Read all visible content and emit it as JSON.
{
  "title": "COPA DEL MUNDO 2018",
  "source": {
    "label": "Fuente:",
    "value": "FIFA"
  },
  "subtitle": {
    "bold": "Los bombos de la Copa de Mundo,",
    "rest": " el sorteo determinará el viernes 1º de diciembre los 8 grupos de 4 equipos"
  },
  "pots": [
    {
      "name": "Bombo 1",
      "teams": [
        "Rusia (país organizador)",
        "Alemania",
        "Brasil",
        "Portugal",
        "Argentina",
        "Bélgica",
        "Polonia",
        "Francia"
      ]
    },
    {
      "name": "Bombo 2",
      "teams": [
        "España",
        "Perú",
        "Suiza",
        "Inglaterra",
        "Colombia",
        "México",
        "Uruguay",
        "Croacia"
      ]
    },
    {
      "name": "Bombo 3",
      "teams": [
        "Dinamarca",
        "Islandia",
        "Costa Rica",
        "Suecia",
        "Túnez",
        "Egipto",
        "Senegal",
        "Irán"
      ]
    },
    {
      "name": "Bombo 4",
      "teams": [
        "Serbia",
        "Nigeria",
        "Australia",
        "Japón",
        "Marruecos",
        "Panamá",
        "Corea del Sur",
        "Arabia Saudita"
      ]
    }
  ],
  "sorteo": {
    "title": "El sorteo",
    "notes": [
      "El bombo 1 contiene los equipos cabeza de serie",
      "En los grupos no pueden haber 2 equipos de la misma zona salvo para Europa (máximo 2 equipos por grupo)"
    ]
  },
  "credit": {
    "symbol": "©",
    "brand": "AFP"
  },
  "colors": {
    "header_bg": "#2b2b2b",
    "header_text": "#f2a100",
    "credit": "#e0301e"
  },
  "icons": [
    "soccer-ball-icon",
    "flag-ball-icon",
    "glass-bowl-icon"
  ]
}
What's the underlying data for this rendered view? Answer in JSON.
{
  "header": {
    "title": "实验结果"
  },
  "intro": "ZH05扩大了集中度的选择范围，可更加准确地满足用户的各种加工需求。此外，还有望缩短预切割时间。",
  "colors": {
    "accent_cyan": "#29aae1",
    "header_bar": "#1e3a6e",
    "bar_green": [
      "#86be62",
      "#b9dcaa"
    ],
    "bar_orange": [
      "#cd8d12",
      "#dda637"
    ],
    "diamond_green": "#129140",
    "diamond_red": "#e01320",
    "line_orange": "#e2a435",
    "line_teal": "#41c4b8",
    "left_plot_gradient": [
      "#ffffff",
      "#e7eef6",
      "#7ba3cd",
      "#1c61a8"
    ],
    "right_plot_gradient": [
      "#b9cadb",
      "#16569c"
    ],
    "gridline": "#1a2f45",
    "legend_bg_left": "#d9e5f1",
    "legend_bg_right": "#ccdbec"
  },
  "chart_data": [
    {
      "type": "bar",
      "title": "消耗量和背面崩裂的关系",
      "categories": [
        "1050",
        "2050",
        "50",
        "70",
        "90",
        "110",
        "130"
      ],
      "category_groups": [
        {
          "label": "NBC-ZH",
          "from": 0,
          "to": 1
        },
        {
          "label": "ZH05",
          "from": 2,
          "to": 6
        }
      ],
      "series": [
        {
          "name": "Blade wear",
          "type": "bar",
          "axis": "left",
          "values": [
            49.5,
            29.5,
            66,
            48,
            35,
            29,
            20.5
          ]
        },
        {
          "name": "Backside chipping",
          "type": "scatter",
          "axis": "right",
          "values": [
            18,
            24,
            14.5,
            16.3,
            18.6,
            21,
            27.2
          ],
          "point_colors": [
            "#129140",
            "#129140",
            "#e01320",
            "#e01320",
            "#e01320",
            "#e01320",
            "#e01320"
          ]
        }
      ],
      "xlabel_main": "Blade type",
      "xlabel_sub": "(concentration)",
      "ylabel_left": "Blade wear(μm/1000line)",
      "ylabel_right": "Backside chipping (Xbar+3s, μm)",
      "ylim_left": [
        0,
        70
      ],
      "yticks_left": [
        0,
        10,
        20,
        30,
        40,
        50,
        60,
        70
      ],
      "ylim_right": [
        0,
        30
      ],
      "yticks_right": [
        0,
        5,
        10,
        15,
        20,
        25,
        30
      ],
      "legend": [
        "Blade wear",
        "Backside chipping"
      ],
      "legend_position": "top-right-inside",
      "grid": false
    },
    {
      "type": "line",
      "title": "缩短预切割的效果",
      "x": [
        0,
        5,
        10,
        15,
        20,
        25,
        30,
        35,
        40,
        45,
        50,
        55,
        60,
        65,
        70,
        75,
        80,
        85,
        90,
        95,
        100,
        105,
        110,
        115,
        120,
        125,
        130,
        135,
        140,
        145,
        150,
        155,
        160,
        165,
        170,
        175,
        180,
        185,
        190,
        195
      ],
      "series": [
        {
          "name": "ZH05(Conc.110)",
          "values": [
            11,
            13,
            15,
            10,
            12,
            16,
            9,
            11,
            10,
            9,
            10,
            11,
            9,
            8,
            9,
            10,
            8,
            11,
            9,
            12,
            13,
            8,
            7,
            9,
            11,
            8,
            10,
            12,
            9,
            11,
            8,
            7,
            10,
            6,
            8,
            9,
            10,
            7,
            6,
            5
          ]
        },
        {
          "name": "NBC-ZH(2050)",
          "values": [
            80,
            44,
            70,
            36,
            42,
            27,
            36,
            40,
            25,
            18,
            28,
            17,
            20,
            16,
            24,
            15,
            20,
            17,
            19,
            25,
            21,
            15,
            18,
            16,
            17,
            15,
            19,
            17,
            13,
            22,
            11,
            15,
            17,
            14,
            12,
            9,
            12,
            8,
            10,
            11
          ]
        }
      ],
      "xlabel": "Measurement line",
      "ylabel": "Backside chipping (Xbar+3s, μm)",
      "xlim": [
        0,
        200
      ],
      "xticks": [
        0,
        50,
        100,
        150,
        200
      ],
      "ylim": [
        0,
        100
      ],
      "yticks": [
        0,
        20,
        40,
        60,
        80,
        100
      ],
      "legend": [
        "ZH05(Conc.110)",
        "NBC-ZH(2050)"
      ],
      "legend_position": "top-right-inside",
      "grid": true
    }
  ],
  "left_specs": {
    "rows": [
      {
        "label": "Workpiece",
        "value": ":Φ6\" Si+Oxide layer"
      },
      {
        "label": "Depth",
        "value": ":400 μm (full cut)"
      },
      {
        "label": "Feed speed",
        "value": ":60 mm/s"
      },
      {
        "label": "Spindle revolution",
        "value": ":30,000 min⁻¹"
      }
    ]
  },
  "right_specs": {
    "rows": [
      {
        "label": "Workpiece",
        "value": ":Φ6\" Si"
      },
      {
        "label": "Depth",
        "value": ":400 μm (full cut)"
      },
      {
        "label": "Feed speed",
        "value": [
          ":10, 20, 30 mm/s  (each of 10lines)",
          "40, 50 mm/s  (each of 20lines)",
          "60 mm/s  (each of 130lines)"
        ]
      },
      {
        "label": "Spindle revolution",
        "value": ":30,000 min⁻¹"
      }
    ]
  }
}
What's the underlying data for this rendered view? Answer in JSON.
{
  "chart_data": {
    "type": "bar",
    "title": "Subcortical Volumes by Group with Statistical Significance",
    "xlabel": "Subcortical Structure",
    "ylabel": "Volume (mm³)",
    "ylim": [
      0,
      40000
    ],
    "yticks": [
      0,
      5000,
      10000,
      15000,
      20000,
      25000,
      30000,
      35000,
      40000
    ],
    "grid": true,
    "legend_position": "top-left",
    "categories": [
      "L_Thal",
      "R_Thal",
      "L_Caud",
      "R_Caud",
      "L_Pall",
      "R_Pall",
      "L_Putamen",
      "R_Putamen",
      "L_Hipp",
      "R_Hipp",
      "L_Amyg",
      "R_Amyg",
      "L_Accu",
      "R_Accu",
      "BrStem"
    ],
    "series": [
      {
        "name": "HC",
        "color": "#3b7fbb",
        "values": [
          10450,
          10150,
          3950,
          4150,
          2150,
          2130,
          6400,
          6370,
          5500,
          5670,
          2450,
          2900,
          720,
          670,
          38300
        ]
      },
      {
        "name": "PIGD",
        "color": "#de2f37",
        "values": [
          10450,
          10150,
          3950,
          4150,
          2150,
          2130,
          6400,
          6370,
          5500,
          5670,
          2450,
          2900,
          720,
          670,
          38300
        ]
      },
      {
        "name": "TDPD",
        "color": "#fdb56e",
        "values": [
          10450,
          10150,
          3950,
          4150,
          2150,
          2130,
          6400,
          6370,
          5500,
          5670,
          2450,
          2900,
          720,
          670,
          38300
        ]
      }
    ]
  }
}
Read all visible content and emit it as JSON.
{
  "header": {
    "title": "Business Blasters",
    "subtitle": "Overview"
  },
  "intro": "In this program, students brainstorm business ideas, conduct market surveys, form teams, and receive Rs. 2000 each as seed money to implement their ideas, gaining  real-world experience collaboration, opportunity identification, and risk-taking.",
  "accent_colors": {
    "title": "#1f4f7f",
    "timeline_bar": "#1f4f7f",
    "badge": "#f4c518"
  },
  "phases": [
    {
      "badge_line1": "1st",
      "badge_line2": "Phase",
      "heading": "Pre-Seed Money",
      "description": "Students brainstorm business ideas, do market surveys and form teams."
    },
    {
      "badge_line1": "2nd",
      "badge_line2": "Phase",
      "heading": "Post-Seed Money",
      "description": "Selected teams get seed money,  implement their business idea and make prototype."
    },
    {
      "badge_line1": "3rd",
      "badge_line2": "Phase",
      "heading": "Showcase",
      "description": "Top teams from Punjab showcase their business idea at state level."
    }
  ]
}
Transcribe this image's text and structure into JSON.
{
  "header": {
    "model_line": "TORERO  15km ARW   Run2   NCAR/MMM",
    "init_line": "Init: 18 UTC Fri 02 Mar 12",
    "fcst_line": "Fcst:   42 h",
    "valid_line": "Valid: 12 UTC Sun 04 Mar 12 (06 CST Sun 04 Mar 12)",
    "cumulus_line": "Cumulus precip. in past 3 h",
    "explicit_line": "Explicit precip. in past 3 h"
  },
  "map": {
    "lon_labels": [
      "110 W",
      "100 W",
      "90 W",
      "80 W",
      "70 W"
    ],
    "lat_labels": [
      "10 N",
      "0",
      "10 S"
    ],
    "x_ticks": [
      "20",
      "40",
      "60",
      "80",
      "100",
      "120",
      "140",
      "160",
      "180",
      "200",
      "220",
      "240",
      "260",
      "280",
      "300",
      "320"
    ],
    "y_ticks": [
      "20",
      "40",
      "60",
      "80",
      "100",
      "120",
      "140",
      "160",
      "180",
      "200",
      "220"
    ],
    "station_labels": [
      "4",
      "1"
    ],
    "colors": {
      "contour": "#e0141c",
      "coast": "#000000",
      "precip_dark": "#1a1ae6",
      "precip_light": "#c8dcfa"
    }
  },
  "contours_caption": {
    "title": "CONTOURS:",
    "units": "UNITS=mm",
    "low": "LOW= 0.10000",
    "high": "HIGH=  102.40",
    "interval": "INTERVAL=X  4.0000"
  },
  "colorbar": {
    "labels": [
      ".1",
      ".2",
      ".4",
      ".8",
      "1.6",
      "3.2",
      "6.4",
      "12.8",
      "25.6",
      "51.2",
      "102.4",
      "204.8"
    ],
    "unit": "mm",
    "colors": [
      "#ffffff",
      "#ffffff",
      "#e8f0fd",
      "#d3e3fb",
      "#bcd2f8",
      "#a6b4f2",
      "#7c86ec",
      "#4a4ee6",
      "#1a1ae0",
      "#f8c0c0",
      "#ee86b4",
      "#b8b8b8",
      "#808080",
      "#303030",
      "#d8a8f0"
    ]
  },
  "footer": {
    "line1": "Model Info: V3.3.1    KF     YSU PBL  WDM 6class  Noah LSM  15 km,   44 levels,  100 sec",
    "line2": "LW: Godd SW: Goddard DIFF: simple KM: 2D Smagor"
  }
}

Instructions for the task → Check each line of the records above for the word "intro", then give the number of lines that have it, with no other words.

Written answer → 2